(Saved data entries)
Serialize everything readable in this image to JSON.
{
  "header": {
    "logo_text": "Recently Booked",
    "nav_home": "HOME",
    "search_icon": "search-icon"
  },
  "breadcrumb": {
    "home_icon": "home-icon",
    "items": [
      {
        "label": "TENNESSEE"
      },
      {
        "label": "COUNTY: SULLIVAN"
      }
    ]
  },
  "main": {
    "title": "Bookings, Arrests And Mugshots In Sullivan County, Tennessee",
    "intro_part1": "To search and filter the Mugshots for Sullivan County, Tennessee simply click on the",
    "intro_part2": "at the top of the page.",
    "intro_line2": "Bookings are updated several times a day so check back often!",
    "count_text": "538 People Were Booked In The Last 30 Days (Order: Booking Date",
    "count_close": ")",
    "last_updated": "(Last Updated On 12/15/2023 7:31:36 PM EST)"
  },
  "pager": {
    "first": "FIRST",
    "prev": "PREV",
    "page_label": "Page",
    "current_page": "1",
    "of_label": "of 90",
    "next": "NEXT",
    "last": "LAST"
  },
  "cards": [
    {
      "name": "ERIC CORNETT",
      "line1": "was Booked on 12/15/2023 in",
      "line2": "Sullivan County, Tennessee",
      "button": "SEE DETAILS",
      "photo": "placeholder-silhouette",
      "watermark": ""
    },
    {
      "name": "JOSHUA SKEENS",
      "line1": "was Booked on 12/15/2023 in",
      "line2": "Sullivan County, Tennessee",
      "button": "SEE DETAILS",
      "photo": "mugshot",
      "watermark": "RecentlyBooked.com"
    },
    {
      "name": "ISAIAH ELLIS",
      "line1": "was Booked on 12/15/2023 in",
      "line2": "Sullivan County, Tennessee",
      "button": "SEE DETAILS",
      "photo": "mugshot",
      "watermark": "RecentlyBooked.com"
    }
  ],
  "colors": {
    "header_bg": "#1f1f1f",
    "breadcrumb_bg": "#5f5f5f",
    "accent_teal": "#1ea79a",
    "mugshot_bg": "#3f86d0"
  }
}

◆ PROBLEM DETAILS ◆
The records above should all be quoted exactly, please.

◆ COMPLETE OUTPUT ◆
Serialize everything readable in this image to JSON.
{
  "header": {
    "logo_text": "Recently Booked",
    "nav_home": "HOME",
    "search_icon": "search-icon"
  },
  "breadcrumb": {
    "home_icon": "home-icon",
    "items": [
      {
        "label": "TENNESSEE"
      },
      {
        "label": "COUNTY: SULLIVAN"
      }
    ]
  },
  "main": {
    "title": "Bookings, Arrests And Mugshots In Sullivan County, Tennessee",
    "intro_part1": "To search and filter the Mugshots for Sullivan County, Tennessee simply click on the",
    "intro_part2": "at the top of the page.",
    "intro_line2": "Bookings are updated several times a day so check back often!",
    "count_text": "538 People Were Booked In The Last 30 Days (Order: Booking Date",
    "count_close": ")",
    "last_updated": "(Last Updated On 12/15/2023 7:31:36 PM EST)"
  },
  "pager": {
    "first": "FIRST",
    "prev": "PREV",
    "page_label": "Page",
    "current_page": "1",
    "of_label": "of 90",
    "next": "NEXT",
    "last": "LAST"
  },
  "cards": [
    {
      "name": "ERIC CORNETT",
      "line1": "was Booked on 12/15/2023 in",
      "line2": "Sullivan County, Tennessee",
      "button": "SEE DETAILS",
      "photo": "placeholder-silhouette",
      "watermark": ""
    },
    {
      "name": "JOSHUA SKEENS",
      "line1": "was Booked on 12/15/2023 in",
      "line2": "Sullivan County, Tennessee",
      "button": "SEE DETAILS",
      "photo": "mugshot",
      "watermark": "RecentlyBooked.com"
    },
    {
      "name": "ISAIAH ELLIS",
      "line1": "was Booked on 12/15/2023 in",
      "line2": "Sullivan County, Tennessee",
      "button": "SEE DETAILS",
      "photo": "mugshot",
      "watermark": "RecentlyBooked.com"
    }
  ],
  "colors": {
    "header_bg": "#1f1f1f",
    "breadcrumb_bg": "#5f5f5f",
    "accent_teal": "#1ea79a",
    "mugshot_bg": "#3f86d0"
  }
}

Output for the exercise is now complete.